*BRIEF*. Extract, from the listing that follows, each line containing the word "value".

*GIVEN RECORDS*.
_ _ _ _ _

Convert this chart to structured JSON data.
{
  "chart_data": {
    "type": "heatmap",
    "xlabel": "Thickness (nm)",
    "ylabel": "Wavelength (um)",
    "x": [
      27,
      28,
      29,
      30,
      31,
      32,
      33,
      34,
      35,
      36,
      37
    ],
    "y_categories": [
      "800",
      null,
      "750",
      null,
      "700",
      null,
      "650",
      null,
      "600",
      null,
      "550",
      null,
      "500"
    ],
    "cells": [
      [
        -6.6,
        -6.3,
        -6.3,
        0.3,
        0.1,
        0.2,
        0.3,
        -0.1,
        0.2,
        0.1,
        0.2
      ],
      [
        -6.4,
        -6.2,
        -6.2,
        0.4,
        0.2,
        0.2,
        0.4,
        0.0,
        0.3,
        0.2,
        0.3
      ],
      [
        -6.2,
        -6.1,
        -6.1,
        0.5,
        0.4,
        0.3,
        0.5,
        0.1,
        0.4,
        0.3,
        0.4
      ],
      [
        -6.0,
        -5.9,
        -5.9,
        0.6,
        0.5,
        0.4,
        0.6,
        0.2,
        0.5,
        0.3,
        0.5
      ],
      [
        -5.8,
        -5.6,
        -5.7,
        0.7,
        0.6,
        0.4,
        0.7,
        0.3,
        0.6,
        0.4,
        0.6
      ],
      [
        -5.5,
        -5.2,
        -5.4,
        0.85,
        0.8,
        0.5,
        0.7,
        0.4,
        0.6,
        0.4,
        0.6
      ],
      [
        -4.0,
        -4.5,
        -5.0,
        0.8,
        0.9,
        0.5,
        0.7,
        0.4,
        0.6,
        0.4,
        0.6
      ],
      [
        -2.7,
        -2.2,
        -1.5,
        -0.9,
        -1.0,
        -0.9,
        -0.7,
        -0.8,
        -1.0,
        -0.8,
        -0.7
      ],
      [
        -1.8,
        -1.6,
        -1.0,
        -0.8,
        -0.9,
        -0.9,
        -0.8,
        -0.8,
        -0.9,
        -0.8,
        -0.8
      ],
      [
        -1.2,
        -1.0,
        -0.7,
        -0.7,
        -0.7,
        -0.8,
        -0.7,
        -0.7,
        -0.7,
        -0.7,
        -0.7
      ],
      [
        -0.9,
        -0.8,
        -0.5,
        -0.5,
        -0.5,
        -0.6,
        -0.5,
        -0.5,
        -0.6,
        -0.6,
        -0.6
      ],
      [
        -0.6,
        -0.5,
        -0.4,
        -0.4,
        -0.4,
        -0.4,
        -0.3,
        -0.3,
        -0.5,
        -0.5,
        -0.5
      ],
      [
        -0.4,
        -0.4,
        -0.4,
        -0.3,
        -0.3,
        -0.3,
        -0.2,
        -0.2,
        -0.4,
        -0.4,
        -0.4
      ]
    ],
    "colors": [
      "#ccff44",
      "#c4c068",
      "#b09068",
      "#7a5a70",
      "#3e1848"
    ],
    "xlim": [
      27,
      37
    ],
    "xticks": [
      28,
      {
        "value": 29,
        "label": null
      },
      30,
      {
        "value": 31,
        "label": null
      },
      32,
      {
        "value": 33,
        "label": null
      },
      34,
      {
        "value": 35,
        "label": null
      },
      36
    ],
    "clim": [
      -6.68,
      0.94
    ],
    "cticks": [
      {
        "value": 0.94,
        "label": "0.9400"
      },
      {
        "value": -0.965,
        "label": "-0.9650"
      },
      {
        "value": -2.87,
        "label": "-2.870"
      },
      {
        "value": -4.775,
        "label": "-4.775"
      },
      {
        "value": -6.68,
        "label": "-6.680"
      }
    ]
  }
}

_ _ _ _ _

*OUTPUT FOR THIS EXERCISE*.
        "value": 29,
        "value": 31,
        "value": 33,
        "value": 35,
        "value": 0.94,
        "value": -0.965,
        "value": -2.87,
        "value": -4.775,
        "value": -6.68,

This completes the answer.